The task: Go through the data below. Pull out every line that has the word "name".

Records for processing:
· · · · ·

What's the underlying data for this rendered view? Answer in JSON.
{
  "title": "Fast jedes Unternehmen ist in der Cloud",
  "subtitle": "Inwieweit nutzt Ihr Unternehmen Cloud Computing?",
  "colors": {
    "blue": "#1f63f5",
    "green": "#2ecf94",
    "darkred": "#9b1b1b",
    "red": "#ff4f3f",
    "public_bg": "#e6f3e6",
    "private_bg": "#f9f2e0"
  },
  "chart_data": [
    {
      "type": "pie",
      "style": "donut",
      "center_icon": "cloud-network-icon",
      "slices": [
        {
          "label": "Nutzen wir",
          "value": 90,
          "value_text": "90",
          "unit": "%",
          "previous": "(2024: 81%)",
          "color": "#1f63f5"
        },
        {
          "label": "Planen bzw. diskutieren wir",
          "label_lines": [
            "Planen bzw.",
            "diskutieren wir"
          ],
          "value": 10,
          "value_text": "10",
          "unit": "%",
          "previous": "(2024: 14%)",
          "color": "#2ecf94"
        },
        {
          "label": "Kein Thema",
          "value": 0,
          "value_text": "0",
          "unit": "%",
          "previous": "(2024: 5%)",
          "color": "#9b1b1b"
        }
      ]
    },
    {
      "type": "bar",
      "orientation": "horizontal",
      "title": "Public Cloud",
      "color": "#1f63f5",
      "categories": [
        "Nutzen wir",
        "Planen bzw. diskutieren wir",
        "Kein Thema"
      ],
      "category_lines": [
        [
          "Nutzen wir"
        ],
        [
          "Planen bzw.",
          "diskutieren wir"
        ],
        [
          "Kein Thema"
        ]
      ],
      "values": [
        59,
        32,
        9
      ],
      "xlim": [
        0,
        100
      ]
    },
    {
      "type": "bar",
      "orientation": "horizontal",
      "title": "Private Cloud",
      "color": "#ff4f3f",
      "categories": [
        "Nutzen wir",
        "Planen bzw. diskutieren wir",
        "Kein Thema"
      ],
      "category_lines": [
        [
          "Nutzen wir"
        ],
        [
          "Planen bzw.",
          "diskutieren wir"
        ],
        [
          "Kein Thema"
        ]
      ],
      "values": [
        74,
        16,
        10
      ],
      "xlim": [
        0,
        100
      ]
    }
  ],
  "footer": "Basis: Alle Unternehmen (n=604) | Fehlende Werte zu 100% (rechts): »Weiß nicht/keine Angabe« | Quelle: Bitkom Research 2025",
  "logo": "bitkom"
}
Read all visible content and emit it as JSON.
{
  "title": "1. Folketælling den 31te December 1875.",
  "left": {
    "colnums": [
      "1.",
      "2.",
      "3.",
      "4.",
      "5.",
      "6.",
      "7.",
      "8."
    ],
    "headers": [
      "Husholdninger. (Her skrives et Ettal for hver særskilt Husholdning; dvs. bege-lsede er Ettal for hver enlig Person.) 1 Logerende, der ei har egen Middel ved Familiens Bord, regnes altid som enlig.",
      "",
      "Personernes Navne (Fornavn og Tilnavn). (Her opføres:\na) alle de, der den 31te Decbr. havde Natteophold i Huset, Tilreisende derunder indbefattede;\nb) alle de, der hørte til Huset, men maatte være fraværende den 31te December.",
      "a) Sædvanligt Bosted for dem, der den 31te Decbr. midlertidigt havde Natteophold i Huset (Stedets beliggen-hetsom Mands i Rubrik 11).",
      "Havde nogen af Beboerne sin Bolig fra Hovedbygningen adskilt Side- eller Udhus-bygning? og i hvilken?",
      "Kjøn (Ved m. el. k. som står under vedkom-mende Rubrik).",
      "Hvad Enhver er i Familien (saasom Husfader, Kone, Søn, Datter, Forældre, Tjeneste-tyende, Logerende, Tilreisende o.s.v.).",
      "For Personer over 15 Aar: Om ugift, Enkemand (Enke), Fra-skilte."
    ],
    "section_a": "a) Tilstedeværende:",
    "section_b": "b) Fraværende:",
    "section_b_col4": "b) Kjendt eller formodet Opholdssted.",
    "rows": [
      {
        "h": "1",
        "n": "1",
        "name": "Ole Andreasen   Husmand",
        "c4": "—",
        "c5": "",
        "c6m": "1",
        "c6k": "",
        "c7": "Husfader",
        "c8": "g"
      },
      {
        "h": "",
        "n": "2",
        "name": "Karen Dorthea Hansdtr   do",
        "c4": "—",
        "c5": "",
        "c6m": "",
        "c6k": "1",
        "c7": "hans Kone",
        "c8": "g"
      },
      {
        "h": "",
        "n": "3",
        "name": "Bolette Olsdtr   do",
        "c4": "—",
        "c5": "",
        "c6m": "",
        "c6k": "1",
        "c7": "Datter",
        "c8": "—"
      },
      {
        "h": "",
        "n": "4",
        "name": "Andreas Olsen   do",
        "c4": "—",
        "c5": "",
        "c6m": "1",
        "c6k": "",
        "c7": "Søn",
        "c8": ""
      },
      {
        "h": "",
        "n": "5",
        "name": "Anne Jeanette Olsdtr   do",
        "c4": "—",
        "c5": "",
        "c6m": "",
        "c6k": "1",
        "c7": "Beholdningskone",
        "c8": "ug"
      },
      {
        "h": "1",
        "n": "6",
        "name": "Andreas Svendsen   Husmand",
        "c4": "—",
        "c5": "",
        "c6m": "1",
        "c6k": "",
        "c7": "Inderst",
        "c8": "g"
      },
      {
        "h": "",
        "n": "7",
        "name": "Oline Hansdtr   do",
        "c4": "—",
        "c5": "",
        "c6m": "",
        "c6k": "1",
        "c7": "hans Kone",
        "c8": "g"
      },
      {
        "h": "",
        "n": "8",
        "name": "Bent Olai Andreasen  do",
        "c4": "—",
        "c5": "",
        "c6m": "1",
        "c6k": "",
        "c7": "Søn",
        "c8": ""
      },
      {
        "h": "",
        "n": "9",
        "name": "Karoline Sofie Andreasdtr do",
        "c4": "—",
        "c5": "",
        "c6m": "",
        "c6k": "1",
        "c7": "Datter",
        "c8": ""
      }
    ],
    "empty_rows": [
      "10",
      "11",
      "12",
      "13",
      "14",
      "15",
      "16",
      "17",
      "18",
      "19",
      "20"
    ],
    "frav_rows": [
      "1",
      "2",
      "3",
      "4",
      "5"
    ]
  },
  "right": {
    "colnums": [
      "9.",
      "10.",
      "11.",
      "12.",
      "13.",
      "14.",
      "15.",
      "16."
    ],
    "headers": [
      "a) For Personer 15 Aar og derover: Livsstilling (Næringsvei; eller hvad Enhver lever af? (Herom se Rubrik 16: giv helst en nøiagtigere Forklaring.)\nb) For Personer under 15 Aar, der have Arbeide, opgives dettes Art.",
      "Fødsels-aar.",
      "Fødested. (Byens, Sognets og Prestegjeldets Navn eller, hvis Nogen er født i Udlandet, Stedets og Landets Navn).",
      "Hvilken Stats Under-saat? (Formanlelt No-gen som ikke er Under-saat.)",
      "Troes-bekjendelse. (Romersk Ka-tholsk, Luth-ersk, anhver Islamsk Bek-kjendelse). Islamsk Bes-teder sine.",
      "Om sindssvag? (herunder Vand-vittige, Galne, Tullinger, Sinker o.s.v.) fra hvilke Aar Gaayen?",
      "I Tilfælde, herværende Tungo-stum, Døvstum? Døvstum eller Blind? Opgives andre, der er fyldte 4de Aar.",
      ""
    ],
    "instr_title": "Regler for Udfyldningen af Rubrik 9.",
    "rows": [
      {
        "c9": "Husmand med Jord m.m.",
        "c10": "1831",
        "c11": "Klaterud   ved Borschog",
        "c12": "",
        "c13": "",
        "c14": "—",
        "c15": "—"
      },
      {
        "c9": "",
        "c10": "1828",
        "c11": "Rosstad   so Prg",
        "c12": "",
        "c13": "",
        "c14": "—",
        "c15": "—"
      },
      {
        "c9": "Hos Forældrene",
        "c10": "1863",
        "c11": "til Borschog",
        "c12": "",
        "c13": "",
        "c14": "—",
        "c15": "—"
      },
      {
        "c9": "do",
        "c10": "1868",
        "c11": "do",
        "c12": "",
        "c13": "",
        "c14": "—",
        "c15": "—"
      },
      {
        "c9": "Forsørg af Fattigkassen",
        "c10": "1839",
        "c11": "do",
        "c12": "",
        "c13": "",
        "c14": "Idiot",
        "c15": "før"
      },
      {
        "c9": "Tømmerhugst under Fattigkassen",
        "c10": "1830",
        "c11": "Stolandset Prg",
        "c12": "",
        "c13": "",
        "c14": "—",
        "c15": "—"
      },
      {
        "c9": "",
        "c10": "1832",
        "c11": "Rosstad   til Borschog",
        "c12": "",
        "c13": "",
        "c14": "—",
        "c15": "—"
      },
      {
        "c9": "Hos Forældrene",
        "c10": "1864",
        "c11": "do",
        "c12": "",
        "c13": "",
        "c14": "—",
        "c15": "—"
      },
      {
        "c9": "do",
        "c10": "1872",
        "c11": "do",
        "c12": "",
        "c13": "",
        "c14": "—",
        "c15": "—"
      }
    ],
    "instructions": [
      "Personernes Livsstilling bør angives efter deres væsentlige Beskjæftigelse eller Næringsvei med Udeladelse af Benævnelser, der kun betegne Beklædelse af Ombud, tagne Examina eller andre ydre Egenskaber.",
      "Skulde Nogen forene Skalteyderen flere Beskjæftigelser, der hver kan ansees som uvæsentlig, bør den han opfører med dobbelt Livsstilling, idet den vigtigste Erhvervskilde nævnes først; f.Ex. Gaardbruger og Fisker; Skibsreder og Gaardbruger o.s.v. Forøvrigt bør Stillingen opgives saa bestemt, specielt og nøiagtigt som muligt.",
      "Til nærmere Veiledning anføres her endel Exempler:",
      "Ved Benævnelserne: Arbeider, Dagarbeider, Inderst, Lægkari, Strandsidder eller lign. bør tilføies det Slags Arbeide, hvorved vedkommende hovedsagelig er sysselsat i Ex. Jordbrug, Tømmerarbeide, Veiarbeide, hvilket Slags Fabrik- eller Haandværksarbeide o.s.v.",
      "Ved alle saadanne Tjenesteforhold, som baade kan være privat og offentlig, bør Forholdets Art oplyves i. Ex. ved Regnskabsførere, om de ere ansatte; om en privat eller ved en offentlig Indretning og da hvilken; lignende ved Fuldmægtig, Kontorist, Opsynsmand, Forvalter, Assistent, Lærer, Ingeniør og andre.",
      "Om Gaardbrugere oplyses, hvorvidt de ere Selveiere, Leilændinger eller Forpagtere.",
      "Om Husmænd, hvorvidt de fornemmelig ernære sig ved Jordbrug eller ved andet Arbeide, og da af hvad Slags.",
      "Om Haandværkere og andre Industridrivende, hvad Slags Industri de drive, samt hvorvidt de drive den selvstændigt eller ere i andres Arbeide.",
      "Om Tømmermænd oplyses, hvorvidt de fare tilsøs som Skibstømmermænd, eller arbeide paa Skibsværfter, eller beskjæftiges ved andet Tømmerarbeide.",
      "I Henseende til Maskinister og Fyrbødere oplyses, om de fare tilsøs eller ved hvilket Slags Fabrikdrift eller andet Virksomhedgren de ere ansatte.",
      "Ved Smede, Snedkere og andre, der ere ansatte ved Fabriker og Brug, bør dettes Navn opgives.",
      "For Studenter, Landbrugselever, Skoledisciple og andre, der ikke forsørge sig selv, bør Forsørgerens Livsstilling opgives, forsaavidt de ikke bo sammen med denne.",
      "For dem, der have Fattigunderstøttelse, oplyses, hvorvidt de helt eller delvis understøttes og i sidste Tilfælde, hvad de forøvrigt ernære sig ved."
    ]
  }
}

· · · · ·

Expected output:
        "name": "Ole Andreasen   Husmand",
        "name": "Karen Dorthea Hansdtr   do",
        "name": "Bolette Olsdtr   do",
        "name": "Andreas Olsen   do",
        "name": "Anne Jeanette Olsdtr   do",
        "name": "Andreas Svendsen   Husmand",
        "name": "Oline Hansdtr   do",
        "name": "Bent Olai Andreasen  do",
        "name": "Karoline Sofie Andreasdtr do",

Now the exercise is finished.